Please retype everything from the line containing "Patent image size: (1155, 911)." down to the end of the records, both ends included, without changing a character.
========================================================================
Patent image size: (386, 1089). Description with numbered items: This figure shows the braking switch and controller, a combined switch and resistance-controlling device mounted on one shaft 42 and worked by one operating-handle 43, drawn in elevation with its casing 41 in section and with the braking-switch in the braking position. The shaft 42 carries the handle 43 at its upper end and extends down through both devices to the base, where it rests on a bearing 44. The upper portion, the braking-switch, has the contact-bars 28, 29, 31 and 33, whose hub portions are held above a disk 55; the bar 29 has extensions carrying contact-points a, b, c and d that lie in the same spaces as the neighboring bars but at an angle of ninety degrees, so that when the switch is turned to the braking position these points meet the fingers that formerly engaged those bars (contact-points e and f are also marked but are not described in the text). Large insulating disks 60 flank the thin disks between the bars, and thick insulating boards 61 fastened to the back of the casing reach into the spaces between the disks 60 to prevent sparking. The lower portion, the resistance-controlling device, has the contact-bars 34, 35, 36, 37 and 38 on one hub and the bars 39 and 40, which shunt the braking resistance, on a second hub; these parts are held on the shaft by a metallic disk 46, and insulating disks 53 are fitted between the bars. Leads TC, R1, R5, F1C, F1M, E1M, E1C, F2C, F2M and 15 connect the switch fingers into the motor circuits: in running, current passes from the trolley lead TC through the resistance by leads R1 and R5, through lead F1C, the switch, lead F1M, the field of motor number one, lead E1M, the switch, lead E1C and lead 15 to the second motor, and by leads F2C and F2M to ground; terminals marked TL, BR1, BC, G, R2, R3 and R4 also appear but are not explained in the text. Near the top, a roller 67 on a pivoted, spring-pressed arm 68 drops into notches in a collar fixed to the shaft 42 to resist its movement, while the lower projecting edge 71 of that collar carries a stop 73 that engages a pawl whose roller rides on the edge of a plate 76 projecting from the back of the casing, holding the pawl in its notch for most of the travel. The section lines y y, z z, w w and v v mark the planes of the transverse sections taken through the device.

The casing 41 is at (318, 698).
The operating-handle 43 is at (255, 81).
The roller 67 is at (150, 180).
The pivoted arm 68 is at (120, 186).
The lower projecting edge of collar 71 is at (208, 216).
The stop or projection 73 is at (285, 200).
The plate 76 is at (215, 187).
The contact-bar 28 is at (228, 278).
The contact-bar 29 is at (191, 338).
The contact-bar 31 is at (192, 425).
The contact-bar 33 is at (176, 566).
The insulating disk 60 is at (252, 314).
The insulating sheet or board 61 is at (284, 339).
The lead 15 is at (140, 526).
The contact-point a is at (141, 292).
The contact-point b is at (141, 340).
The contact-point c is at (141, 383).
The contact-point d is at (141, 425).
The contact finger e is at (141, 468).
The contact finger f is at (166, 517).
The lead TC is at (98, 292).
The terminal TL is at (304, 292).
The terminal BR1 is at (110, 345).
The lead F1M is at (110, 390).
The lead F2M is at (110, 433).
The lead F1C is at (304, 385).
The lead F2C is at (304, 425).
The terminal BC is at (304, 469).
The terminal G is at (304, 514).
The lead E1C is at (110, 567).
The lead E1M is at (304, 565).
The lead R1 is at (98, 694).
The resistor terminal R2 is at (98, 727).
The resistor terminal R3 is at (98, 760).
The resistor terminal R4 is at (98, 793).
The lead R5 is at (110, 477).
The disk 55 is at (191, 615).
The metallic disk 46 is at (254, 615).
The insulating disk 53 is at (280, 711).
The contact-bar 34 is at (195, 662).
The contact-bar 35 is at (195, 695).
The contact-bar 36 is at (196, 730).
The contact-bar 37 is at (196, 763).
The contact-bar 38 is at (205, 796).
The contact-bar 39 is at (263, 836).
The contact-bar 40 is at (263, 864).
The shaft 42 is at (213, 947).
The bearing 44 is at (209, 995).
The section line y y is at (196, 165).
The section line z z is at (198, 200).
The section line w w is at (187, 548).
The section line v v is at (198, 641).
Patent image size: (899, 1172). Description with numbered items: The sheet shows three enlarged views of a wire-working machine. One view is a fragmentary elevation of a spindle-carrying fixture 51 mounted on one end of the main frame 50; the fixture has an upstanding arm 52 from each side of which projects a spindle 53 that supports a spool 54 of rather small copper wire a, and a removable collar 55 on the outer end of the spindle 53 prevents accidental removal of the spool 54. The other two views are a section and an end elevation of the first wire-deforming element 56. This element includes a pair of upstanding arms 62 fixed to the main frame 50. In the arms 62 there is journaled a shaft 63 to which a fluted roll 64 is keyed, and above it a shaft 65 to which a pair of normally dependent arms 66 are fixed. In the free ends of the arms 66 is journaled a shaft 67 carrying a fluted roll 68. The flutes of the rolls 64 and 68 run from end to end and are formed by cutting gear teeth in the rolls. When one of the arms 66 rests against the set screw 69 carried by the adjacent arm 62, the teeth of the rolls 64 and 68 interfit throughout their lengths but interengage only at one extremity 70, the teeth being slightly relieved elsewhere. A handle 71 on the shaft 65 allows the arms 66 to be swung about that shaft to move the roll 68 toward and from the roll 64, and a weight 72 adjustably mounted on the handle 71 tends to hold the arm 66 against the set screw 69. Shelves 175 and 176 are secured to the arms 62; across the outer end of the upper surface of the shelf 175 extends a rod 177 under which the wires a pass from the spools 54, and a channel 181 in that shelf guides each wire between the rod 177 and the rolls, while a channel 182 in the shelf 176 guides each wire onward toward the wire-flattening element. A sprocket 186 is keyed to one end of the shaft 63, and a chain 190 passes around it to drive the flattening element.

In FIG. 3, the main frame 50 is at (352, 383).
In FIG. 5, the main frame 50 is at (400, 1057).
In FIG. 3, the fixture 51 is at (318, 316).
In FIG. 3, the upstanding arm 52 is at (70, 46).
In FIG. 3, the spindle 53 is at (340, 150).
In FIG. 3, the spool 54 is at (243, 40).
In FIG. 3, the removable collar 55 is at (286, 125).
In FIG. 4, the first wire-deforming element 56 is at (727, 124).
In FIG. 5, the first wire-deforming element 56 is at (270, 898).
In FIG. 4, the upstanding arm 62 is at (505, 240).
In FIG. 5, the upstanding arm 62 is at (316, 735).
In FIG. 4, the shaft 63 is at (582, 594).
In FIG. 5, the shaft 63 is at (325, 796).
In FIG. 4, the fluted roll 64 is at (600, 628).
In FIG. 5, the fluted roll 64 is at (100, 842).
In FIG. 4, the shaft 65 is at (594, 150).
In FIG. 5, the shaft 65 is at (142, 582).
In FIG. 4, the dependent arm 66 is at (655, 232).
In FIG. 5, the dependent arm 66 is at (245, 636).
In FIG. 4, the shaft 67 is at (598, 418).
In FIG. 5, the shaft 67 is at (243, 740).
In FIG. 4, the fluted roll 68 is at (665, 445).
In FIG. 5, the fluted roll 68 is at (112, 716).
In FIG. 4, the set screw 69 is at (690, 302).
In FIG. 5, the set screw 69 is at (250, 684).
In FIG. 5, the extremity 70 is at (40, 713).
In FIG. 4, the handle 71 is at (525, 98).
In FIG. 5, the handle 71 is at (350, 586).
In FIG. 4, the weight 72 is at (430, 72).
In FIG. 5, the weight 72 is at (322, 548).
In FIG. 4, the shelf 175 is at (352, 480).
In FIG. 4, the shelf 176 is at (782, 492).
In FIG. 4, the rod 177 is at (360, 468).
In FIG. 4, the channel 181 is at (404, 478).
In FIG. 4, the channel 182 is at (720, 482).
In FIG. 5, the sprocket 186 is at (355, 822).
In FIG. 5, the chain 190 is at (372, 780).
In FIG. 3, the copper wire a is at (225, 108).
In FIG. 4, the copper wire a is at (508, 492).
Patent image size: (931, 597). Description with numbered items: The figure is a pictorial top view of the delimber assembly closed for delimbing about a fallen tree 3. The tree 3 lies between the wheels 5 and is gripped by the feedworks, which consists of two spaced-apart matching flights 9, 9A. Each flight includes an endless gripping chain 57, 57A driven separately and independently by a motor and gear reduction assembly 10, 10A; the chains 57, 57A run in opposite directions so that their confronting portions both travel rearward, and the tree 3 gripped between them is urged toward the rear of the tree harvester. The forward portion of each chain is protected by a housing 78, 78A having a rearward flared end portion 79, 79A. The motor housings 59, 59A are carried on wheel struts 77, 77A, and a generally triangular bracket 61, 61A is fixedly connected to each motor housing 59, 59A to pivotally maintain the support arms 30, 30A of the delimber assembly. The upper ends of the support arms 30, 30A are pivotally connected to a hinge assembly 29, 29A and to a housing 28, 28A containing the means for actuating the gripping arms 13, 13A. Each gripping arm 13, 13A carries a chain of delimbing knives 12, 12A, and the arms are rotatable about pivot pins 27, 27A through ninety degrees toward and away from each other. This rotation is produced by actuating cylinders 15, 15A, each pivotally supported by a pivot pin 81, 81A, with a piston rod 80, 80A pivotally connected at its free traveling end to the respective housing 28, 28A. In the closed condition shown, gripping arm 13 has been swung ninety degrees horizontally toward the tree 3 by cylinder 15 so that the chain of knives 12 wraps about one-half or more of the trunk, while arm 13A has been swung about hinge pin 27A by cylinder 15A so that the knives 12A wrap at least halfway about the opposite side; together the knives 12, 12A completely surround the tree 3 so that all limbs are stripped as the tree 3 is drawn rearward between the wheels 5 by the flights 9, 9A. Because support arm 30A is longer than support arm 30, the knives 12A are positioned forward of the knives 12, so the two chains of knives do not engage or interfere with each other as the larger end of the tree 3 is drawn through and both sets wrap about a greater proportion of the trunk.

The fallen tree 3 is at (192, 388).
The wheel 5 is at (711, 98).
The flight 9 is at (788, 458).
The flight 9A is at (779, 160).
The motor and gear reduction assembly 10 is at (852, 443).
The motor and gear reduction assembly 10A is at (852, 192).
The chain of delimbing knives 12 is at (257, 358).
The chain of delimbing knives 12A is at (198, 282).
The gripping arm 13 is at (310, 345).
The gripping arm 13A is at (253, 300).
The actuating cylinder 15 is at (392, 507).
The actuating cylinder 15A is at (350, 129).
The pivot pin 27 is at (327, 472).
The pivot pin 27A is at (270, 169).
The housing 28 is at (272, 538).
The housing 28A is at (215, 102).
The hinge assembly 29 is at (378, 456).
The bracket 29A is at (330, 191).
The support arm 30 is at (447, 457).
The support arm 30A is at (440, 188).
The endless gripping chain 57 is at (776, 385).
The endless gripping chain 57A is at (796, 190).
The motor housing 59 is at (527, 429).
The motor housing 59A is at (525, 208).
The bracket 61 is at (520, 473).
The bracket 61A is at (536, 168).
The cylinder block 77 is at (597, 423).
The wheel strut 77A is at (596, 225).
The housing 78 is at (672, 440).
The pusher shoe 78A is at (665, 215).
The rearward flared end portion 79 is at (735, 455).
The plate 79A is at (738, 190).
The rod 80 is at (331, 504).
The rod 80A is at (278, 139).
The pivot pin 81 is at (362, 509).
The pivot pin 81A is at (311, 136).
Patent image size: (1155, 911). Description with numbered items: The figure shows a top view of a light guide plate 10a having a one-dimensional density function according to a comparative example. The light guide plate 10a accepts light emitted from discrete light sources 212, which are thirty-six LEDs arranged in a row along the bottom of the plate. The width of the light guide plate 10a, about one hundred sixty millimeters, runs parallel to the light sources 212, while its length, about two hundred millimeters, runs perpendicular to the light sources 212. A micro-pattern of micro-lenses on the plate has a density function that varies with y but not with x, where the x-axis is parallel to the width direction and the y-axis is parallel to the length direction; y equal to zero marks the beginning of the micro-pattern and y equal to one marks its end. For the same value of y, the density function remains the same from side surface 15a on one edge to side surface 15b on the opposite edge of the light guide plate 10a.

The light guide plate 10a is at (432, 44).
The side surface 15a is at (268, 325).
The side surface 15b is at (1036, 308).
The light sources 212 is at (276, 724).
========================================================================
THE RESPONSE
Patent image size: (1155, 911). Description with numbered items: The figure shows a top view of a light guide plate 10a having a one-dimensional density function according to a comparative example. The light guide plate 10a accepts light emitted from discrete light sources 212, which are thirty-six LEDs arranged in a row along the bottom of the plate. The width of the light guide plate 10a, about one hundred sixty millimeters, runs parallel to the light sources 212, while its length, about two hundred millimeters, runs perpendicular to the light sources 212. A micro-pattern of micro-lenses on the plate has a density function that varies with y but not with x, where the x-axis is parallel to the width direction and the y-axis is parallel to the length direction; y equal to zero marks the beginning of the micro-pattern and y equal to one marks its end. For the same value of y, the density function remains the same from side surface 15a on one edge to side surface 15b on the opposite edge of the light guide plate 10a.

The light guide plate 10a is at (432, 44).
The side surface 15a is at (268, 325).
The side surface 15b is at (1036, 308).
The light sources 212 is at (276, 724).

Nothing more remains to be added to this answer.